* **WRITTEN REQUEST**: Repeat each entry exactly and drop the pictures.

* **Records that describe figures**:

[start]

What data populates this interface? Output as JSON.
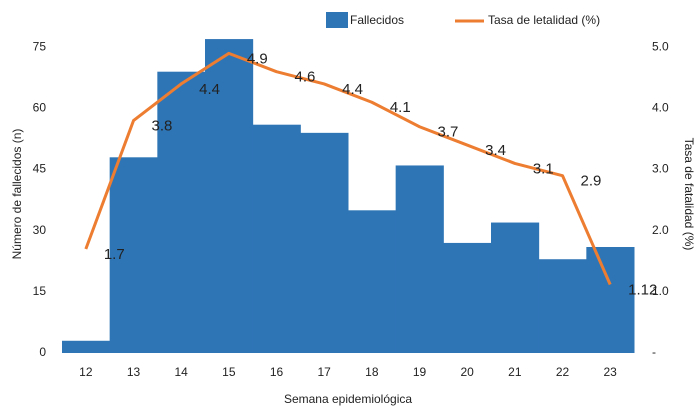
{
  "chart_data": {
    "type": "bar_line",
    "x_label": "Semana epidemiológica",
    "y_label": "Número de fallecidos (n)",
    "y2_label": "Tasa de fatalidad (%)",
    "categories": [
      "12",
      "13",
      "14",
      "15",
      "16",
      "17",
      "18",
      "19",
      "20",
      "21",
      "22",
      "23"
    ],
    "series": [
      {
        "name": "Fallecidos",
        "color": "#2e75b6",
        "values": [
          3,
          48,
          69,
          77,
          56,
          54,
          35,
          46,
          27,
          32,
          23,
          26
        ]
      },
      {
        "name": "Tasa de letalidad (%)",
        "color": "#ed7d31",
        "axis": "y2",
        "values": [
          1.7,
          3.8,
          4.4,
          4.9,
          4.6,
          4.4,
          4.1,
          3.7,
          3.4,
          3.1,
          2.9,
          1.12
        ]
      }
    ],
    "ylim": [
      0,
      78
    ],
    "yticks": [
      0,
      15,
      30,
      45,
      60,
      75
    ],
    "y2lim": [
      0,
      5.2
    ],
    "y2ticks": [
      {
        "value": 0,
        "label": "-"
      },
      {
        "value": 1,
        "label": "1.0"
      },
      {
        "value": 2,
        "label": "2.0"
      },
      {
        "value": 3,
        "label": "3.0"
      },
      {
        "value": 4,
        "label": "4.0"
      },
      {
        "value": 5,
        "label": "5.0"
      }
    ],
    "legend": "top-right"
  }
}
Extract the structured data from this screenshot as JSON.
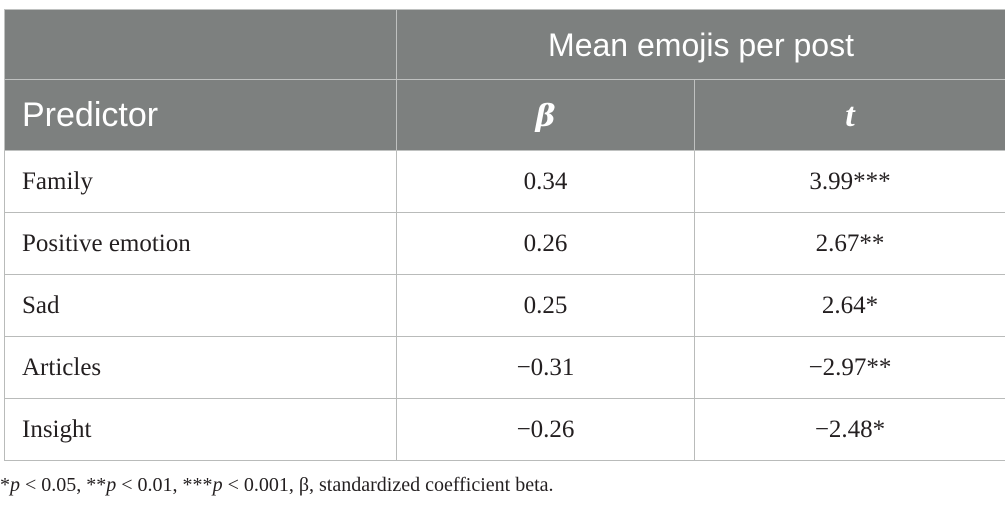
{
  "table": {
    "group_header": "Mean emojis per post",
    "columns": [
      "Predictor",
      "β",
      "t"
    ],
    "rows": [
      {
        "predictor": "Family",
        "beta": "0.34",
        "t": "3.99***"
      },
      {
        "predictor": "Positive emotion",
        "beta": "0.26",
        "t": "2.67**"
      },
      {
        "predictor": "Sad",
        "beta": "0.25",
        "t": "2.64*"
      },
      {
        "predictor": "Articles",
        "beta": "−0.31",
        "t": "−2.97**"
      },
      {
        "predictor": "Insight",
        "beta": "−0.26",
        "t": "−2.48*"
      }
    ]
  },
  "footnote": {
    "s1": "*",
    "p": "p",
    "s2": " < 0.05, **",
    "s3": " < 0.01, ***",
    "s4": " < 0.001, β, standardized coefficient beta."
  },
  "colors": {
    "header_bg": "#7d807f",
    "header_text": "#ffffff",
    "grid": "#b9bbba",
    "body_text": "#231f20"
  }
}
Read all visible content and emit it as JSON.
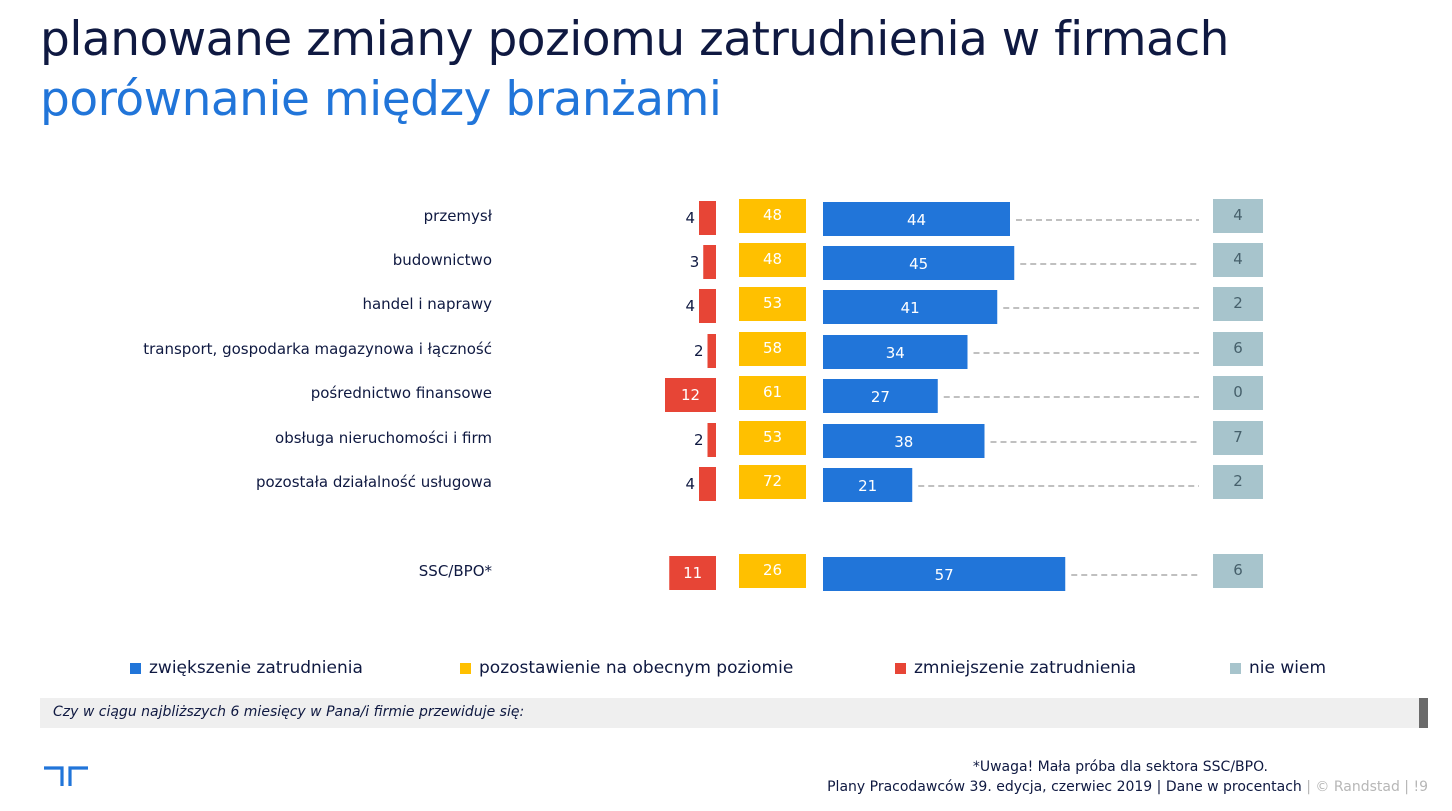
{
  "title": "planowane zmiany poziomu zatrudnienia w firmach",
  "subtitle": "porównanie między branżami",
  "question": "Czy w ciągu najbliższych 6 miesięcy w Pana/i firmie przewiduje się:",
  "note": "*Uwaga! Mała próba dla sektora SSC/BPO.",
  "footer": {
    "source": "Plany Pracodawców 39. edycja, czerwiec 2019",
    "units": "| Dane w procentach",
    "copyright": "| © Randstad |",
    "page": "!9"
  },
  "colors": {
    "increase": "#2175d9",
    "same": "#ffc000",
    "decrease": "#e74536",
    "dontknow": "#a7c4cc",
    "title": "#0f1941",
    "subtitle": "#2175d9"
  },
  "legend": [
    {
      "key": "increase",
      "label": "zwiększenie zatrudnienia"
    },
    {
      "key": "same",
      "label": "pozostawienie na obecnym poziomie"
    },
    {
      "key": "decrease",
      "label": "zmniejszenie zatrudnienia"
    },
    {
      "key": "dontknow",
      "label": "nie wiem"
    }
  ],
  "chart_data": {
    "type": "bar",
    "orientation": "horizontal",
    "unit": "%",
    "categories": [
      "przemysł",
      "budownictwo",
      "handel i naprawy",
      "transport, gospodarka magazynowa i łączność",
      "pośrednictwo finansowe",
      "obsługa nieruchomości i firm",
      "pozostała działalność usługowa",
      "SSC/BPO*"
    ],
    "series": [
      {
        "name": "zmniejszenie zatrudnienia",
        "key": "decrease",
        "values": [
          4,
          3,
          4,
          2,
          12,
          2,
          4,
          11
        ]
      },
      {
        "name": "pozostawienie na obecnym poziomie",
        "key": "same",
        "values": [
          48,
          48,
          53,
          58,
          61,
          53,
          72,
          26
        ]
      },
      {
        "name": "zwiększenie zatrudnienia",
        "key": "increase",
        "values": [
          44,
          45,
          41,
          34,
          27,
          38,
          21,
          57
        ]
      },
      {
        "name": "nie wiem",
        "key": "dontknow",
        "values": [
          4,
          4,
          2,
          6,
          0,
          7,
          2,
          6
        ]
      }
    ],
    "legend_position": "bottom",
    "grid": false
  }
}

[end]

* **OUTPUT OF THE TASK**:
What data populates this interface? Output as JSON.
{
  "chart_data": {
    "type": "bar_line",
    "x_label": "Semana epidemiológica",
    "y_label": "Número de fallecidos (n)",
    "y2_label": "Tasa de fatalidad (%)",
    "categories": [
      "12",
      "13",
      "14",
      "15",
      "16",
      "17",
      "18",
      "19",
      "20",
      "21",
      "22",
      "23"
    ],
    "series": [
      {
        "name": "Fallecidos",
        "color": "#2e75b6",
        "values": [
          3,
          48,
          69,
          77,
          56,
          54,
          35,
          46,
          27,
          32,
          23,
          26
        ]
      },
      {
        "name": "Tasa de letalidad (%)",
        "color": "#ed7d31",
        "axis": "y2",
        "values": [
          1.7,
          3.8,
          4.4,
          4.9,
          4.6,
          4.4,
          4.1,
          3.7,
          3.4,
          3.1,
          2.9,
          1.12
        ]
      }
    ],
    "ylim": [
      0,
      78
    ],
    "yticks": [
      0,
      15,
      30,
      45,
      60,
      75
    ],
    "y2lim": [
      0,
      5.2
    ],
    "y2ticks": [
      {
        "value": 0,
        "label": "-"
      },
      {
        "value": 1,
        "label": "1.0"
      },
      {
        "value": 2,
        "label": "2.0"
      },
      {
        "value": 3,
        "label": "3.0"
      },
      {
        "value": 4,
        "label": "4.0"
      },
      {
        "value": 5,
        "label": "5.0"
      }
    ],
    "legend": "top-right"
  }
}
Extract the structured data from this screenshot as JSON.
{
  "table": {
    "group_header": "Mean emojis per post",
    "columns": [
      "Predictor",
      "β",
      "t"
    ],
    "rows": [
      {
        "predictor": "Family",
        "beta": "0.34",
        "t": "3.99***"
      },
      {
        "predictor": "Positive emotion",
        "beta": "0.26",
        "t": "2.67**"
      },
      {
        "predictor": "Sad",
        "beta": "0.25",
        "t": "2.64*"
      },
      {
        "predictor": "Articles",
        "beta": "−0.31",
        "t": "−2.97**"
      },
      {
        "predictor": "Insight",
        "beta": "−0.26",
        "t": "−2.48*"
      }
    ]
  },
  "footnote": {
    "s1": "*",
    "p": "p",
    "s2": " < 0.05, **",
    "s3": " < 0.01, ***",
    "s4": " < 0.001, β, standardized coefficient beta."
  },
  "colors": {
    "header_bg": "#7d807f",
    "header_text": "#ffffff",
    "grid": "#b9bbba",
    "body_text": "#231f20"
  }
}
Read all visible content and emit it as JSON.
{
  "title": "planowane zmiany poziomu zatrudnienia w firmach",
  "subtitle": "porównanie między branżami",
  "question": "Czy w ciągu najbliższych 6 miesięcy w Pana/i firmie przewiduje się:",
  "note": "*Uwaga! Mała próba dla sektora SSC/BPO.",
  "footer": {
    "source": "Plany Pracodawców 39. edycja, czerwiec 2019",
    "units": "| Dane w procentach",
    "copyright": "| © Randstad |",
    "page": "!9"
  },
  "colors": {
    "increase": "#2175d9",
    "same": "#ffc000",
    "decrease": "#e74536",
    "dontknow": "#a7c4cc",
    "title": "#0f1941",
    "subtitle": "#2175d9"
  },
  "legend": [
    {
      "key": "increase",
      "label": "zwiększenie zatrudnienia"
    },
    {
      "key": "same",
      "label": "pozostawienie na obecnym poziomie"
    },
    {
      "key": "decrease",
      "label": "zmniejszenie zatrudnienia"
    },
    {
      "key": "dontknow",
      "label": "nie wiem"
    }
  ],
  "chart_data": {
    "type": "bar",
    "orientation": "horizontal",
    "unit": "%",
    "categories": [
      "przemysł",
      "budownictwo",
      "handel i naprawy",
      "transport, gospodarka magazynowa i łączność",
      "pośrednictwo finansowe",
      "obsługa nieruchomości i firm",
      "pozostała działalność usługowa",
      "SSC/BPO*"
    ],
    "series": [
      {
        "name": "zmniejszenie zatrudnienia",
        "key": "decrease",
        "values": [
          4,
          3,
          4,
          2,
          12,
          2,
          4,
          11
        ]
      },
      {
        "name": "pozostawienie na obecnym poziomie",
        "key": "same",
        "values": [
          48,
          48,
          53,
          58,
          61,
          53,
          72,
          26
        ]
      },
      {
        "name": "zwiększenie zatrudnienia",
        "key": "increase",
        "values": [
          44,
          45,
          41,
          34,
          27,
          38,
          21,
          57
        ]
      },
      {
        "name": "nie wiem",
        "key": "dontknow",
        "values": [
          4,
          4,
          2,
          6,
          0,
          7,
          2,
          6
        ]
      }
    ],
    "legend_position": "bottom",
    "grid": false
  }
}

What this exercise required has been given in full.